[start]

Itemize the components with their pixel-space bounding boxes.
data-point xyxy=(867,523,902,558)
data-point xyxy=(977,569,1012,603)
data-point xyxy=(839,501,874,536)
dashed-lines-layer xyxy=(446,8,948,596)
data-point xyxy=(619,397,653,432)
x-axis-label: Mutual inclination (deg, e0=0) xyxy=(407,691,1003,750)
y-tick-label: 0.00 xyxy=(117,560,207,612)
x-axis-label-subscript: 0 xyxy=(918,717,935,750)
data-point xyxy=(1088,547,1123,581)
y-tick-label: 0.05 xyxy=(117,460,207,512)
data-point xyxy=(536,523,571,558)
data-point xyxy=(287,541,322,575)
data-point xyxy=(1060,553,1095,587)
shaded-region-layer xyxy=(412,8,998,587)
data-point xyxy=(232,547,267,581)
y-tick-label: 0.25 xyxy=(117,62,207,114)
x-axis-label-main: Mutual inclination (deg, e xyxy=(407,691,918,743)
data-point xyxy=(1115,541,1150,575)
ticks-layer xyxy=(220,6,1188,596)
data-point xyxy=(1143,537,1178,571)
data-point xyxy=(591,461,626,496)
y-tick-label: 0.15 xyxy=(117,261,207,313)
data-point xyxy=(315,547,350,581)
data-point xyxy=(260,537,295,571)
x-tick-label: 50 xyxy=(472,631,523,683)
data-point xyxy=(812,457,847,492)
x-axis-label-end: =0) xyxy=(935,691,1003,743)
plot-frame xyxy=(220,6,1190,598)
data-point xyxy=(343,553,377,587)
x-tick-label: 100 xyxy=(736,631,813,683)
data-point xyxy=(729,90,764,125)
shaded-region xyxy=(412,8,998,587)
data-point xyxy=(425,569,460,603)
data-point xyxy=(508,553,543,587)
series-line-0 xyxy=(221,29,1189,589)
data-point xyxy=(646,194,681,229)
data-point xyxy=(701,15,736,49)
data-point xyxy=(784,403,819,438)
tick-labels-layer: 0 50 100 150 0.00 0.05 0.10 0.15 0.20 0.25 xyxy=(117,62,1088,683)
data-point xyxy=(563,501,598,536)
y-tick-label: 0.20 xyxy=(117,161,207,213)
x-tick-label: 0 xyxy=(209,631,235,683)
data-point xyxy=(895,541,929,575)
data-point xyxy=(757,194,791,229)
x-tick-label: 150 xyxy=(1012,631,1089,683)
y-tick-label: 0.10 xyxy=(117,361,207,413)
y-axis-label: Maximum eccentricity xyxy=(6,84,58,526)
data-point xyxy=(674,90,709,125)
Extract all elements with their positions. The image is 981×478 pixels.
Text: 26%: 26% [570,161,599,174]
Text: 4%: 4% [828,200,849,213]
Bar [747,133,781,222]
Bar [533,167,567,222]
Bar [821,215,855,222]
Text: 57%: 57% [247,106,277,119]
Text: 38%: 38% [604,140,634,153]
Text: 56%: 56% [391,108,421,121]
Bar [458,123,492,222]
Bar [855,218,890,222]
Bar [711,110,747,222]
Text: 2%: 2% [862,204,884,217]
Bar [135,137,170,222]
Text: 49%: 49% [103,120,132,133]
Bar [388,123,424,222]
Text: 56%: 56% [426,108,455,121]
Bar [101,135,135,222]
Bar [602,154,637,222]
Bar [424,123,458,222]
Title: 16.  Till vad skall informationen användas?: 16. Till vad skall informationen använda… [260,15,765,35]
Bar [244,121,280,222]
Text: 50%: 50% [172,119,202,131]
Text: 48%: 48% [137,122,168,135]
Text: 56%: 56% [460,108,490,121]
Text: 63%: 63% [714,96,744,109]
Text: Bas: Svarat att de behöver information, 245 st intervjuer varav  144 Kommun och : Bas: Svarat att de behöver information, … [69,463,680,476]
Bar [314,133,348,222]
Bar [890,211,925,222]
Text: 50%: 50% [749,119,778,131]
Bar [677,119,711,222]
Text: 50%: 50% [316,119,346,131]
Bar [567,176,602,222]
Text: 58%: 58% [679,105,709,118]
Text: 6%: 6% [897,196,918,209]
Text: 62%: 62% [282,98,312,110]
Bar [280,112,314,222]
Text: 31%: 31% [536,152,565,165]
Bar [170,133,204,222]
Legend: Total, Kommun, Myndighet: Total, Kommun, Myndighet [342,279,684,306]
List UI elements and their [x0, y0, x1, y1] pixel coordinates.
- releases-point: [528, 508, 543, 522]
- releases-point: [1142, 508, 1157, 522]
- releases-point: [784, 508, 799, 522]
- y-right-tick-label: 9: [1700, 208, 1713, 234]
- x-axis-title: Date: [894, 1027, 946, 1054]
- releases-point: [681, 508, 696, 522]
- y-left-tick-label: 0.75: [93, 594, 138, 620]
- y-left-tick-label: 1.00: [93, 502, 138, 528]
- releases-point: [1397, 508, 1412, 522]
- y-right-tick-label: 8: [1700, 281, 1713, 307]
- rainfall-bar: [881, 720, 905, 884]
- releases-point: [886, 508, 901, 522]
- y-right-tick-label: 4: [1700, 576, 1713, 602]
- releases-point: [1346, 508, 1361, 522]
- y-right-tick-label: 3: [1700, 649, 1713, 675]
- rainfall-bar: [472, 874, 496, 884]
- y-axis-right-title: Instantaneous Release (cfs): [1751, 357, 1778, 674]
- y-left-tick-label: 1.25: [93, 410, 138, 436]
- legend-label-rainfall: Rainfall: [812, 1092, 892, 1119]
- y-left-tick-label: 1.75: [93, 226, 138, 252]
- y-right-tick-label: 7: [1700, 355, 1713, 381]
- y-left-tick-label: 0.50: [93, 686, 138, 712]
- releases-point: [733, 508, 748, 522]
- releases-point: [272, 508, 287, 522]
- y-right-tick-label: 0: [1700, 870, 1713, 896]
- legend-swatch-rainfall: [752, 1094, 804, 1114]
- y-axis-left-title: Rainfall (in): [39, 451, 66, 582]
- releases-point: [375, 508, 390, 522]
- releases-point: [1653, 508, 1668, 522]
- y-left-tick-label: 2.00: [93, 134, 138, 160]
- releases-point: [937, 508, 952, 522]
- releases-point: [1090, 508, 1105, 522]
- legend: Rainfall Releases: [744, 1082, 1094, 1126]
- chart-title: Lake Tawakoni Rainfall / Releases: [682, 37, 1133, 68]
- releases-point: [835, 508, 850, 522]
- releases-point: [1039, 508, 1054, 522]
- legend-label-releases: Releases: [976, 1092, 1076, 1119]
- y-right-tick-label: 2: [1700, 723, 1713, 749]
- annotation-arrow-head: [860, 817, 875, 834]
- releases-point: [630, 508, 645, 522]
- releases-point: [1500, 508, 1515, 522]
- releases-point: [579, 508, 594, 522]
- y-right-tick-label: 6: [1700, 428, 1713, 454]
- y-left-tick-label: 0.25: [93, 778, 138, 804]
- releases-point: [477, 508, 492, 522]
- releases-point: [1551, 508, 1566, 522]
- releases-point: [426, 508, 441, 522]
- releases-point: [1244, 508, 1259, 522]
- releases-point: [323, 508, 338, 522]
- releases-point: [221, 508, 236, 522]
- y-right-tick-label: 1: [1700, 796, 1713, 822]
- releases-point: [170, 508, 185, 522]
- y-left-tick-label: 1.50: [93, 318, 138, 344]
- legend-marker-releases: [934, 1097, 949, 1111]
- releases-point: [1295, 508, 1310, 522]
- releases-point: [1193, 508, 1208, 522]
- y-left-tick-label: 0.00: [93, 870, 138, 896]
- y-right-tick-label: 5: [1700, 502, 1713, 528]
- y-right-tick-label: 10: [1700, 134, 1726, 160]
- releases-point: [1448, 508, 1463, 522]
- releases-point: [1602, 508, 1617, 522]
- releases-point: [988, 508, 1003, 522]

[end]

> **SHORT PROBLEM**
Rewrite all the items above with every "releases-point" changed to "release-marker", keeping everything else the same.

> **SOLUTION TO THIS EXERCISE**
Itemize the components with their pixel-space bounding boxes.
data-point xyxy=(867,523,902,558)
data-point xyxy=(977,569,1012,603)
data-point xyxy=(839,501,874,536)
dashed-lines-layer xyxy=(446,8,948,596)
data-point xyxy=(619,397,653,432)
x-axis-label: Mutual inclination (deg, e0=0) xyxy=(407,691,1003,750)
y-tick-label: 0.00 xyxy=(117,560,207,612)
x-axis-label-subscript: 0 xyxy=(918,717,935,750)
data-point xyxy=(1088,547,1123,581)
y-tick-label: 0.05 xyxy=(117,460,207,512)
data-point xyxy=(536,523,571,558)
data-point xyxy=(287,541,322,575)
data-point xyxy=(1060,553,1095,587)
shaded-region-layer xyxy=(412,8,998,587)
data-point xyxy=(232,547,267,581)
y-tick-label: 0.25 xyxy=(117,62,207,114)
x-axis-label-main: Mutual inclination (deg, e xyxy=(407,691,918,743)
data-point xyxy=(1115,541,1150,575)
ticks-layer xyxy=(220,6,1188,596)
data-point xyxy=(1143,537,1178,571)
data-point xyxy=(591,461,626,496)
y-tick-label: 0.15 xyxy=(117,261,207,313)
data-point xyxy=(315,547,350,581)
data-point xyxy=(260,537,295,571)
x-tick-label: 50 xyxy=(472,631,523,683)
data-point xyxy=(812,457,847,492)
x-axis-label-end: =0) xyxy=(935,691,1003,743)
plot-frame xyxy=(220,6,1190,598)
data-point xyxy=(343,553,377,587)
x-tick-label: 100 xyxy=(736,631,813,683)
data-point xyxy=(729,90,764,125)
shaded-region xyxy=(412,8,998,587)
data-point xyxy=(425,569,460,603)
data-point xyxy=(508,553,543,587)
series-line-0 xyxy=(221,29,1189,589)
data-point xyxy=(646,194,681,229)
data-point xyxy=(701,15,736,49)
data-point xyxy=(784,403,819,438)
tick-labels-layer: 0 50 100 150 0.00 0.05 0.10 0.15 0.20 0.25 xyxy=(117,62,1088,683)
data-point xyxy=(563,501,598,536)
y-tick-label: 0.20 xyxy=(117,161,207,213)
x-tick-label: 0 xyxy=(209,631,235,683)
data-point xyxy=(895,541,929,575)
data-point xyxy=(757,194,791,229)
x-tick-label: 150 xyxy=(1012,631,1089,683)
y-tick-label: 0.10 xyxy=(117,361,207,413)
y-axis-label: Maximum eccentricity xyxy=(6,84,58,526)
data-point xyxy=(674,90,709,125)
Extract all elements with their positions. The image is 981×478 pixels.
Text: 26%: 26% [570,161,599,174]
Text: 4%: 4% [828,200,849,213]
Bar [747,133,781,222]
Bar [533,167,567,222]
Bar [821,215,855,222]
Text: 57%: 57% [247,106,277,119]
Text: 38%: 38% [604,140,634,153]
Text: 56%: 56% [391,108,421,121]
Bar [458,123,492,222]
Bar [855,218,890,222]
Bar [711,110,747,222]
Text: 2%: 2% [862,204,884,217]
Bar [135,137,170,222]
Text: 49%: 49% [103,120,132,133]
Bar [388,123,424,222]
Text: 56%: 56% [426,108,455,121]
Bar [101,135,135,222]
Bar [602,154,637,222]
Bar [424,123,458,222]
Title: 16.  Till vad skall informationen användas?: 16. Till vad skall informationen använda… [260,15,765,35]
Bar [244,121,280,222]
Text: 50%: 50% [172,119,202,131]
Text: 48%: 48% [137,122,168,135]
Text: 56%: 56% [460,108,490,121]
Text: 63%: 63% [714,96,744,109]
Text: Bas: Svarat att de behöver information, 245 st intervjuer varav  144 Kommun och : Bas: Svarat att de behöver information, … [69,463,680,476]
Bar [314,133,348,222]
Bar [890,211,925,222]
Text: 50%: 50% [749,119,778,131]
Bar [677,119,711,222]
Text: 50%: 50% [316,119,346,131]
Bar [567,176,602,222]
Text: 58%: 58% [679,105,709,118]
Text: 6%: 6% [897,196,918,209]
Text: 62%: 62% [282,98,312,110]
Bar [280,112,314,222]
Text: 31%: 31% [536,152,565,165]
Bar [170,133,204,222]
Legend: Total, Kommun, Myndighet: Total, Kommun, Myndighet [342,279,684,306]
List UI elements and their [x0, y0, x1, y1] pixel coordinates.
- release-marker: [528, 508, 543, 522]
- release-marker: [1142, 508, 1157, 522]
- release-marker: [784, 508, 799, 522]
- y-right-tick-label: 9: [1700, 208, 1713, 234]
- x-axis-title: Date: [894, 1027, 946, 1054]
- release-marker: [681, 508, 696, 522]
- y-left-tick-label: 0.75: [93, 594, 138, 620]
- y-left-tick-label: 1.00: [93, 502, 138, 528]
- release-marker: [1397, 508, 1412, 522]
- y-right-tick-label: 8: [1700, 281, 1713, 307]
- rainfall-bar: [881, 720, 905, 884]
- release-marker: [886, 508, 901, 522]
- y-right-tick-label: 4: [1700, 576, 1713, 602]
- release-marker: [1346, 508, 1361, 522]
- y-right-tick-label: 3: [1700, 649, 1713, 675]
- rainfall-bar: [472, 874, 496, 884]
- y-axis-right-title: Instantaneous Release (cfs): [1751, 357, 1778, 674]
- y-left-tick-label: 1.25: [93, 410, 138, 436]
- legend-label-rainfall: Rainfall: [812, 1092, 892, 1119]
- y-left-tick-label: 1.75: [93, 226, 138, 252]
- y-right-tick-label: 7: [1700, 355, 1713, 381]
- y-left-tick-label: 0.50: [93, 686, 138, 712]
- release-marker: [733, 508, 748, 522]
- release-marker: [272, 508, 287, 522]
- y-right-tick-label: 0: [1700, 870, 1713, 896]
- legend-swatch-rainfall: [752, 1094, 804, 1114]
- y-axis-left-title: Rainfall (in): [39, 451, 66, 582]
- release-marker: [375, 508, 390, 522]
- release-marker: [1653, 508, 1668, 522]
- y-left-tick-label: 2.00: [93, 134, 138, 160]
- release-marker: [937, 508, 952, 522]
- release-marker: [1090, 508, 1105, 522]
- legend: Rainfall Releases: [744, 1082, 1094, 1126]
- chart-title: Lake Tawakoni Rainfall / Releases: [682, 37, 1133, 68]
- release-marker: [835, 508, 850, 522]
- release-marker: [1039, 508, 1054, 522]
- legend-label-releases: Releases: [976, 1092, 1076, 1119]
- y-right-tick-label: 2: [1700, 723, 1713, 749]
- annotation-arrow-head: [860, 817, 875, 834]
- release-marker: [630, 508, 645, 522]
- release-marker: [1500, 508, 1515, 522]
- release-marker: [579, 508, 594, 522]
- y-right-tick-label: 6: [1700, 428, 1713, 454]
- y-left-tick-label: 0.25: [93, 778, 138, 804]
- release-marker: [477, 508, 492, 522]
- release-marker: [1551, 508, 1566, 522]
- release-marker: [426, 508, 441, 522]
- release-marker: [1244, 508, 1259, 522]
- release-marker: [323, 508, 338, 522]
- release-marker: [221, 508, 236, 522]
- y-right-tick-label: 1: [1700, 796, 1713, 822]
- release-marker: [170, 508, 185, 522]
- y-left-tick-label: 1.50: [93, 318, 138, 344]
- legend-marker-releases: [934, 1097, 949, 1111]
- release-marker: [1295, 508, 1310, 522]
- release-marker: [1193, 508, 1208, 522]
- y-left-tick-label: 0.00: [93, 870, 138, 896]
- y-right-tick-label: 5: [1700, 502, 1713, 528]
- y-right-tick-label: 10: [1700, 134, 1726, 160]
- release-marker: [1448, 508, 1463, 522]
- release-marker: [1602, 508, 1617, 522]
- release-marker: [988, 508, 1003, 522]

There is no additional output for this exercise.